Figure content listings
========
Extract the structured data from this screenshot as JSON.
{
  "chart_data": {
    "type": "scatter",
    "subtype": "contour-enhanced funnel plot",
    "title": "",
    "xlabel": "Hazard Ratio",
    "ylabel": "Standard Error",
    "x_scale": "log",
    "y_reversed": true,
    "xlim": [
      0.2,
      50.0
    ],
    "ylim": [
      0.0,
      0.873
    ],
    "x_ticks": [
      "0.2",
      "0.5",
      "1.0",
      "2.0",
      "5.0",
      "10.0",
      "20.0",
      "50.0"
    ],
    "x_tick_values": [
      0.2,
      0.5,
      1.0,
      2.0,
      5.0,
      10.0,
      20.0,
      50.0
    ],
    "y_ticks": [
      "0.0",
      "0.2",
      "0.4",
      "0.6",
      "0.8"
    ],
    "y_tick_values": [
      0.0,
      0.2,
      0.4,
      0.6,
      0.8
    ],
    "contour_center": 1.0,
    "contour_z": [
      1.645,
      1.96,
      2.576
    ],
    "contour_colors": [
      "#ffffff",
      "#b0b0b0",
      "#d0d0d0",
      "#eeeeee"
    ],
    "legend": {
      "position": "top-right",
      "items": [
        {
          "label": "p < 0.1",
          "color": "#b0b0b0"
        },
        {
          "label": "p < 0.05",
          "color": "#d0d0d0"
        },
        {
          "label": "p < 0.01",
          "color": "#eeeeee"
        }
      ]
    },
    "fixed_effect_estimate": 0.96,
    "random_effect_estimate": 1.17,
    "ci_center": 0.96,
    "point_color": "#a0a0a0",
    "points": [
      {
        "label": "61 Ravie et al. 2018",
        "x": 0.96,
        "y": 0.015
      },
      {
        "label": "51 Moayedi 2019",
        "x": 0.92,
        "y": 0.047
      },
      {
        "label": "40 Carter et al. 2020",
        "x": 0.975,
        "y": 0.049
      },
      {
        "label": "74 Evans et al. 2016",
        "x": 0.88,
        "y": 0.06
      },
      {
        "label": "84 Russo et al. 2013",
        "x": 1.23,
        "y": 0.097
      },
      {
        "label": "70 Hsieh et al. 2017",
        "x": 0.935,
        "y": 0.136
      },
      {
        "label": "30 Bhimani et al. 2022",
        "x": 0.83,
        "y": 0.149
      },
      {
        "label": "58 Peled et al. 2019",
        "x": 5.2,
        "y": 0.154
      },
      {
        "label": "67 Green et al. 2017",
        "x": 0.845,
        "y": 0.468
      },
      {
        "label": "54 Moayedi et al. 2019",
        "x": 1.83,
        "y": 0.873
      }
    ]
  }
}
========
■ GIVEN TASK: All of the data shown above must be copied exactly.

■ CORRECT OUTPUT:
Extract the structured data from this screenshot as JSON.
{
  "chart_data": {
    "type": "scatter",
    "subtype": "contour-enhanced funnel plot",
    "title": "",
    "xlabel": "Hazard Ratio",
    "ylabel": "Standard Error",
    "x_scale": "log",
    "y_reversed": true,
    "xlim": [
      0.2,
      50.0
    ],
    "ylim": [
      0.0,
      0.873
    ],
    "x_ticks": [
      "0.2",
      "0.5",
      "1.0",
      "2.0",
      "5.0",
      "10.0",
      "20.0",
      "50.0"
    ],
    "x_tick_values": [
      0.2,
      0.5,
      1.0,
      2.0,
      5.0,
      10.0,
      20.0,
      50.0
    ],
    "y_ticks": [
      "0.0",
      "0.2",
      "0.4",
      "0.6",
      "0.8"
    ],
    "y_tick_values": [
      0.0,
      0.2,
      0.4,
      0.6,
      0.8
    ],
    "contour_center": 1.0,
    "contour_z": [
      1.645,
      1.96,
      2.576
    ],
    "contour_colors": [
      "#ffffff",
      "#b0b0b0",
      "#d0d0d0",
      "#eeeeee"
    ],
    "legend": {
      "position": "top-right",
      "items": [
        {
          "label": "p < 0.1",
          "color": "#b0b0b0"
        },
        {
          "label": "p < 0.05",
          "color": "#d0d0d0"
        },
        {
          "label": "p < 0.01",
          "color": "#eeeeee"
        }
      ]
    },
    "fixed_effect_estimate": 0.96,
    "random_effect_estimate": 1.17,
    "ci_center": 0.96,
    "point_color": "#a0a0a0",
    "points": [
      {
        "label": "61 Ravie et al. 2018",
        "x": 0.96,
        "y": 0.015
      },
      {
        "label": "51 Moayedi 2019",
        "x": 0.92,
        "y": 0.047
      },
      {
        "label": "40 Carter et al. 2020",
        "x": 0.975,
        "y": 0.049
      },
      {
        "label": "74 Evans et al. 2016",
        "x": 0.88,
        "y": 0.06
      },
      {
        "label": "84 Russo et al. 2013",
        "x": 1.23,
        "y": 0.097
      },
      {
        "label": "70 Hsieh et al. 2017",
        "x": 0.935,
        "y": 0.136
      },
      {
        "label": "30 Bhimani et al. 2022",
        "x": 0.83,
        "y": 0.149
      },
      {
        "label": "58 Peled et al. 2019",
        "x": 5.2,
        "y": 0.154
      },
      {
        "label": "67 Green et al. 2017",
        "x": 0.845,
        "y": 0.468
      },
      {
        "label": "54 Moayedi et al. 2019",
        "x": 1.83,
        "y": 0.873
      }
    ]
  }
}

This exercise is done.